◆ **Given data**
++++

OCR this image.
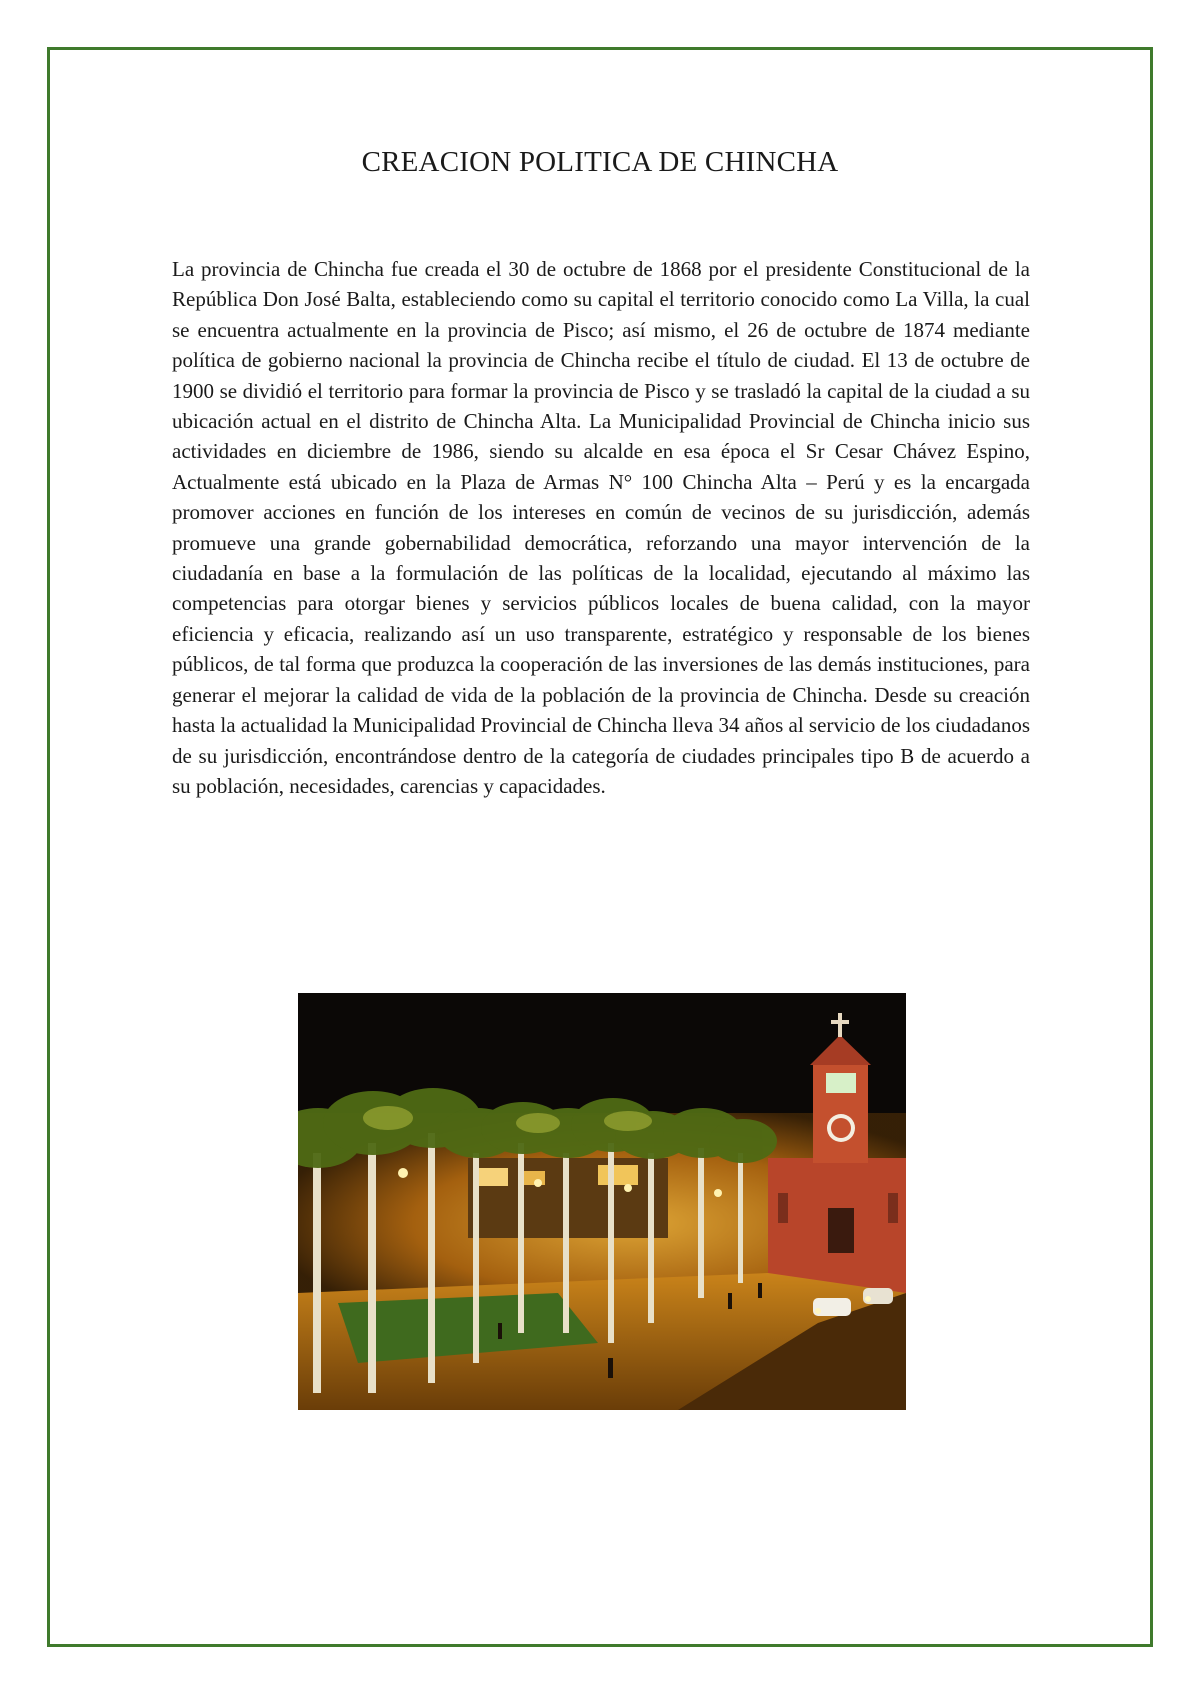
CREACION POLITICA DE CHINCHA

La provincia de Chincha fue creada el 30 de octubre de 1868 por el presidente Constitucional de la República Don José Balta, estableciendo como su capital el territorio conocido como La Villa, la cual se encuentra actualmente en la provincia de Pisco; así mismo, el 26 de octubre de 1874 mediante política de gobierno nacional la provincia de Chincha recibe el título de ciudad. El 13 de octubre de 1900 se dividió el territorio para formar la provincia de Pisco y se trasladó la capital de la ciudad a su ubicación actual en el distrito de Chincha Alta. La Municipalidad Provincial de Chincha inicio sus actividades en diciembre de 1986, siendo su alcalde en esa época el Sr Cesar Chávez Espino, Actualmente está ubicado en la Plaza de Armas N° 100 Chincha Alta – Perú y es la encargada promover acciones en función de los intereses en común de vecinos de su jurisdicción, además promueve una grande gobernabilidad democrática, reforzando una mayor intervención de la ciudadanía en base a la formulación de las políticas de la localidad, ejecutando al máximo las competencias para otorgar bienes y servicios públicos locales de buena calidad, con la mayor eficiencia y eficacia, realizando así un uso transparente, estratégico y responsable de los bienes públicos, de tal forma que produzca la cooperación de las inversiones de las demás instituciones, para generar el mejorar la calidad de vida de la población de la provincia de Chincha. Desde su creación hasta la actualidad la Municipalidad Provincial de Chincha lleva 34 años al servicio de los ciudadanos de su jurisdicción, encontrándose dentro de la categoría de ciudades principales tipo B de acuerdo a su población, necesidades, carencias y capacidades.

++++

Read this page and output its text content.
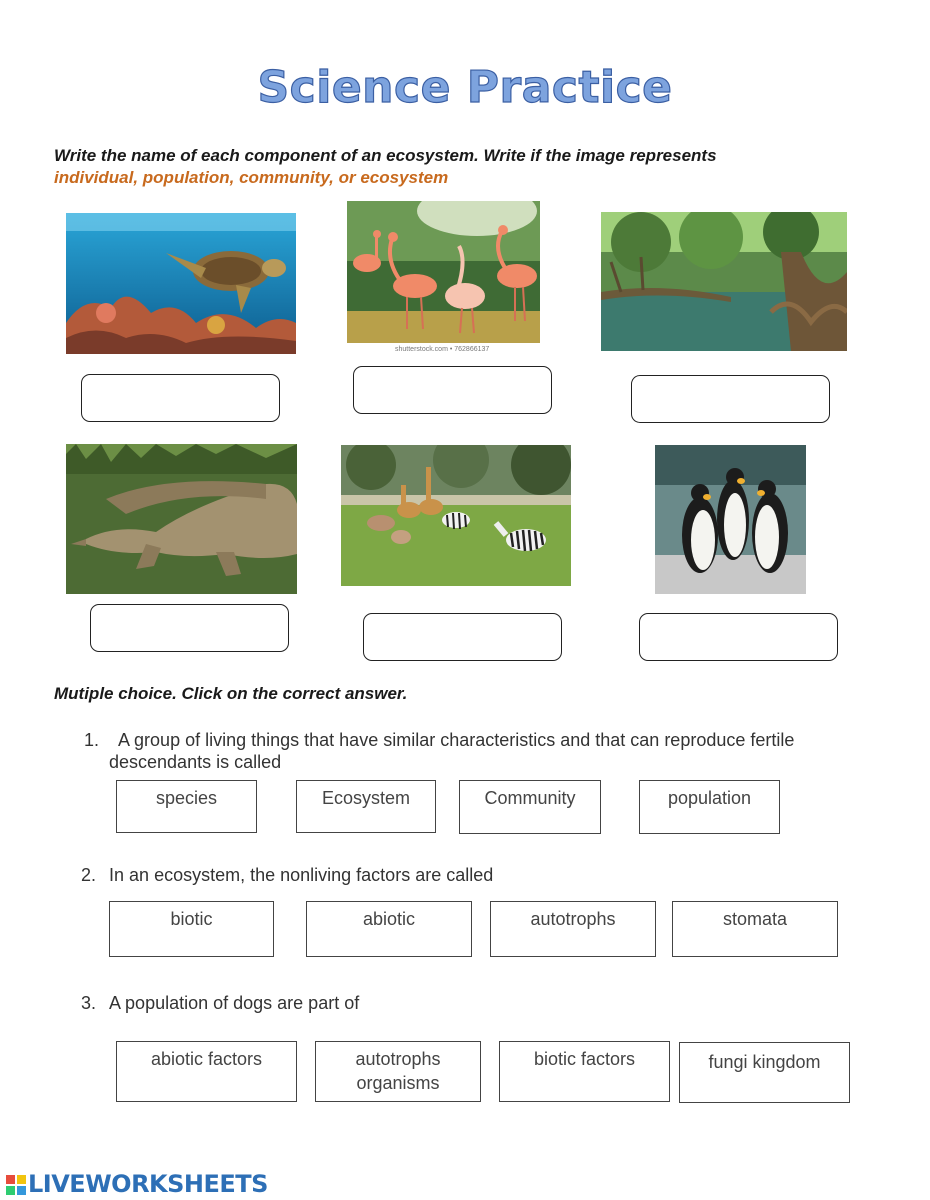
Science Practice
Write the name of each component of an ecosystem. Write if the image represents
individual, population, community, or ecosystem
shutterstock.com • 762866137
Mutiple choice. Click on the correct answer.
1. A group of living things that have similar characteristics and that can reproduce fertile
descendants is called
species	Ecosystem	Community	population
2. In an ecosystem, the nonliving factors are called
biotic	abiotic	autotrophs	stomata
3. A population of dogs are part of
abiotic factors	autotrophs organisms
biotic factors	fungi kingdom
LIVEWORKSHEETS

++++

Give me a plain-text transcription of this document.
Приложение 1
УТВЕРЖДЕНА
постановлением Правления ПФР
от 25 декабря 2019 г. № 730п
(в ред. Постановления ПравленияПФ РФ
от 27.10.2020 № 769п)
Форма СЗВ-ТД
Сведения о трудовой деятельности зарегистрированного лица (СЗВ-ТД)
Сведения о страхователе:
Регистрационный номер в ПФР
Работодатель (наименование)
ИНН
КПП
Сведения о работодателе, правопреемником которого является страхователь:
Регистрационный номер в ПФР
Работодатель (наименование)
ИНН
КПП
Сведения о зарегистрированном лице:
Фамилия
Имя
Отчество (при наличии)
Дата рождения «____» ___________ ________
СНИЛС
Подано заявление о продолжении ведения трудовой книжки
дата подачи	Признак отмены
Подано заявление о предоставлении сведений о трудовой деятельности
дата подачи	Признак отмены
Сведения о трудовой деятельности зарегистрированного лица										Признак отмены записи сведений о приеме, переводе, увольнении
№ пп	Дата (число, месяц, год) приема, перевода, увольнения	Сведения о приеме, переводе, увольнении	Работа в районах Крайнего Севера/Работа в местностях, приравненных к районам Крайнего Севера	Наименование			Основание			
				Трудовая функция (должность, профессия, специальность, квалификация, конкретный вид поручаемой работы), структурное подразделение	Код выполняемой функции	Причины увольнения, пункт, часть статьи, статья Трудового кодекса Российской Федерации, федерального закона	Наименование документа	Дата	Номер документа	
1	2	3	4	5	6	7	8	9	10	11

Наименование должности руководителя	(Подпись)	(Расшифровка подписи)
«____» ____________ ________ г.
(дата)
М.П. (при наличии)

++++

◆ **Exercise prompt**
Tell how many lines of the data include the word "called", and nothing else.

◆ **The output**
2